Set exercise: Retype the material in full, keeping every word the same.

Information supplied:
[start]
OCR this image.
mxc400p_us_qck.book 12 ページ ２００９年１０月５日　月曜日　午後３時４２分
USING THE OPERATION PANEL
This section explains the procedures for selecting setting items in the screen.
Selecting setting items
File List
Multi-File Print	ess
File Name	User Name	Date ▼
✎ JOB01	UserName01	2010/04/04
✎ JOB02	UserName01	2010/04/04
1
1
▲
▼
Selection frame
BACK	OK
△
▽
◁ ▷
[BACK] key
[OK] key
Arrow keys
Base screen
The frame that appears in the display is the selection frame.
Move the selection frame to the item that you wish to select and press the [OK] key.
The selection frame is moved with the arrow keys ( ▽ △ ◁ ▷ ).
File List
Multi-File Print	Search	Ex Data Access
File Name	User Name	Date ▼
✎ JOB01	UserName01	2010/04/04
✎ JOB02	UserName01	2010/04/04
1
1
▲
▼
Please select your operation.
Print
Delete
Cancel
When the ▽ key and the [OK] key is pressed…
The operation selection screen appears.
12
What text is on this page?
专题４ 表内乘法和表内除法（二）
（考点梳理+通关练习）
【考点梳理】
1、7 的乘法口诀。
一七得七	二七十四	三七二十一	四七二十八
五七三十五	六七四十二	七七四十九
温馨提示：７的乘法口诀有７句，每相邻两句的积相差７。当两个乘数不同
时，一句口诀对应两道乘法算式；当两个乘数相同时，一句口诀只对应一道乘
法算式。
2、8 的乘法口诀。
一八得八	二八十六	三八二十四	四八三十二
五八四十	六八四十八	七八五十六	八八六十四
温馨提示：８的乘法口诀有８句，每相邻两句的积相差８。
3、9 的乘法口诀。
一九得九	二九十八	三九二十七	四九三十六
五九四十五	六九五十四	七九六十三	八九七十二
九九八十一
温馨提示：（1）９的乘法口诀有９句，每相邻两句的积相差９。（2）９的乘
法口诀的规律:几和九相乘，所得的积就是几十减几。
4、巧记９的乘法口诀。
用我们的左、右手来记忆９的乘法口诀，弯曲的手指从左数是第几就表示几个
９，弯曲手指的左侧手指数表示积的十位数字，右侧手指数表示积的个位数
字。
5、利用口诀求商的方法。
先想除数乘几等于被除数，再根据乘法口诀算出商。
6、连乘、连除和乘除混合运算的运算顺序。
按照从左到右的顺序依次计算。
[end]
The output:
OCR this image.
mxc400p_us_qck.book 12 ページ ２００９年１０月５日　月曜日　午後３時４２分
USING THE OPERATION PANEL
This section explains the procedures for selecting setting items in the screen.
Selecting setting items
File List
Multi-File Print	ess
File Name	User Name	Date ▼
✎ JOB01	UserName01	2010/04/04
✎ JOB02	UserName01	2010/04/04
1
1
▲
▼
Selection frame
BACK	OK
△
▽
◁ ▷
[BACK] key
[OK] key
Arrow keys
Base screen
The frame that appears in the display is the selection frame.
Move the selection frame to the item that you wish to select and press the [OK] key.
The selection frame is moved with the arrow keys ( ▽ △ ◁ ▷ ).
File List
Multi-File Print	Search	Ex Data Access
File Name	User Name	Date ▼
✎ JOB01	UserName01	2010/04/04
✎ JOB02	UserName01	2010/04/04
1
1
▲
▼
Please select your operation.
Print
Delete
Cancel
When the ▽ key and the [OK] key is pressed…
The operation selection screen appears.
12
What text is on this page?
专题４ 表内乘法和表内除法（二）
（考点梳理+通关练习）
【考点梳理】
1、7 的乘法口诀。
一七得七	二七十四	三七二十一	四七二十八
五七三十五	六七四十二	七七四十九
温馨提示：７的乘法口诀有７句，每相邻两句的积相差７。当两个乘数不同
时，一句口诀对应两道乘法算式；当两个乘数相同时，一句口诀只对应一道乘
法算式。
2、8 的乘法口诀。
一八得八	二八十六	三八二十四	四八三十二
五八四十	六八四十八	七八五十六	八八六十四
温馨提示：８的乘法口诀有８句，每相邻两句的积相差８。
3、9 的乘法口诀。
一九得九	二九十八	三九二十七	四九三十六
五九四十五	六九五十四	七九六十三	八九七十二
九九八十一
温馨提示：（1）９的乘法口诀有９句，每相邻两句的积相差９。（2）９的乘
法口诀的规律:几和九相乘，所得的积就是几十减几。
4、巧记９的乘法口诀。
用我们的左、右手来记忆９的乘法口诀，弯曲的手指从左数是第几就表示几个
９，弯曲手指的左侧手指数表示积的十位数字，右侧手指数表示积的个位数
字。
5、利用口诀求商的方法。
先想除数乘几等于被除数，再根据乘法口诀算出商。
6、连乘、连除和乘除混合运算的运算顺序。
按照从左到右的顺序依次计算。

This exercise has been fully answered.